#### [TASK DETAILS]
Skip every picture and transcribe the remaining material exactly.

#### [DATA FOR THE TASK]
· · · · ·

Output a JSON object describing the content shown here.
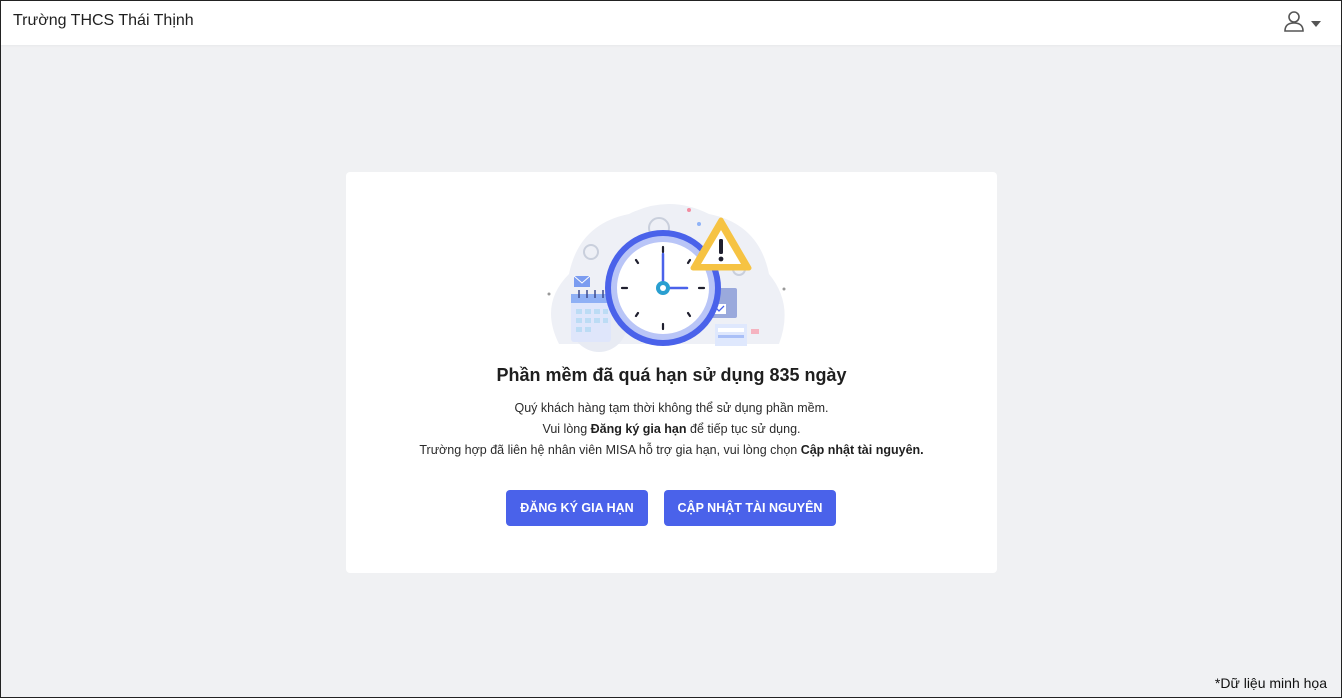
{
  "header": {
    "school_name": "Trường THCS Thái Thịnh",
    "user_icon": "user-icon",
    "dropdown_icon": "caret-down-icon"
  },
  "notice": {
    "illustration": "clock-warning-illustration",
    "title": "Phần mềm đã quá hạn sử dụng 835 ngày",
    "line1": "Quý khách hàng tạm thời không thể sử dụng phần mềm.",
    "line2_prefix": "Vui lòng ",
    "line2_bold": "Đăng ký gia hạn",
    "line2_suffix": " để tiếp tục sử dụng.",
    "line3_prefix": "Trường hợp đã liên hệ nhân viên MISA hỗ trợ gia hạn, vui lòng chọn ",
    "line3_bold": "Cập nhật tài nguyên."
  },
  "actions": {
    "renew_label": "ĐĂNG KÝ GIA HẠN",
    "update_label": "CẬP NHẬT TÀI NGUYÊN"
  },
  "footnote": "*Dữ liệu minh họa",
  "colors": {
    "primary": "#4a62ea",
    "background": "#f0f1f3",
    "warning": "#f6c343"
  }
}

· · · · ·

#### [THE SOLUTION]
Output a JSON object describing the content shown here.
{
  "header": {
    "school_name": "Trường THCS Thái Thịnh",
    "user_icon": "user-icon",
    "dropdown_icon": "caret-down-icon"
  },
  "notice": {
    "illustration": "clock-warning-illustration",
    "title": "Phần mềm đã quá hạn sử dụng 835 ngày",
    "line1": "Quý khách hàng tạm thời không thể sử dụng phần mềm.",
    "line2_prefix": "Vui lòng ",
    "line2_bold": "Đăng ký gia hạn",
    "line2_suffix": " để tiếp tục sử dụng.",
    "line3_prefix": "Trường hợp đã liên hệ nhân viên MISA hỗ trợ gia hạn, vui lòng chọn ",
    "line3_bold": "Cập nhật tài nguyên."
  },
  "actions": {
    "renew_label": "ĐĂNG KÝ GIA HẠN",
    "update_label": "CẬP NHẬT TÀI NGUYÊN"
  },
  "footnote": "*Dữ liệu minh họa",
  "colors": {
    "primary": "#4a62ea",
    "background": "#f0f1f3",
    "warning": "#f6c343"
  }
}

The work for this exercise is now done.